• DIRECTIVE
From the material below, keep only the lines that contain the string "icon".

• Dataset items
§
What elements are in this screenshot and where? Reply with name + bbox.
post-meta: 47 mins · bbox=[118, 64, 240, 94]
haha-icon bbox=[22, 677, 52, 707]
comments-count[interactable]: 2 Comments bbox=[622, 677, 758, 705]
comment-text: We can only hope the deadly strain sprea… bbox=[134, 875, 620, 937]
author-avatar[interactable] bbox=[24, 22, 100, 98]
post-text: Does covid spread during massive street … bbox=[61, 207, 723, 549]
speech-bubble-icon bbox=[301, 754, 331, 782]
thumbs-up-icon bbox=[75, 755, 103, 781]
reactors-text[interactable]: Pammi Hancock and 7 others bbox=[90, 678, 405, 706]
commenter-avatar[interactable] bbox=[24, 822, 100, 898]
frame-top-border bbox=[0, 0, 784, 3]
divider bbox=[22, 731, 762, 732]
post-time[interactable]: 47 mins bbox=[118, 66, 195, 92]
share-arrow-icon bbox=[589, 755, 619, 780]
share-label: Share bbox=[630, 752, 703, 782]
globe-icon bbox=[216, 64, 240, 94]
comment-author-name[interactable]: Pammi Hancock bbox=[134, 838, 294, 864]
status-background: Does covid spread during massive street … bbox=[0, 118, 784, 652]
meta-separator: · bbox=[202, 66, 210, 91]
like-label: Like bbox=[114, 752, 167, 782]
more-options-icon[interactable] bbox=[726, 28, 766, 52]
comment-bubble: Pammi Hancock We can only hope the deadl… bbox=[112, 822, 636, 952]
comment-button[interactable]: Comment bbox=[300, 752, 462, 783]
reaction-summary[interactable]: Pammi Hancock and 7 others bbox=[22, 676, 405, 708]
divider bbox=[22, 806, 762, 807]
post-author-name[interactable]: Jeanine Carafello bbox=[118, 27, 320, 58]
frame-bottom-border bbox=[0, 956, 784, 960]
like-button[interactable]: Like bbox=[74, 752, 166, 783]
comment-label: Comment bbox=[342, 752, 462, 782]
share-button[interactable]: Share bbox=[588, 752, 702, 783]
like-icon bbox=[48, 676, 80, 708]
§
• FULL OUTPUT
haha-icon bbox=[22, 677, 52, 707]
speech-bubble-icon bbox=[301, 754, 331, 782]
thumbs-up-icon bbox=[75, 755, 103, 781]
share-arrow-icon bbox=[589, 755, 619, 780]
globe-icon bbox=[216, 64, 240, 94]
more-options-icon[interactable] bbox=[726, 28, 766, 52]
like-icon bbox=[48, 676, 80, 708]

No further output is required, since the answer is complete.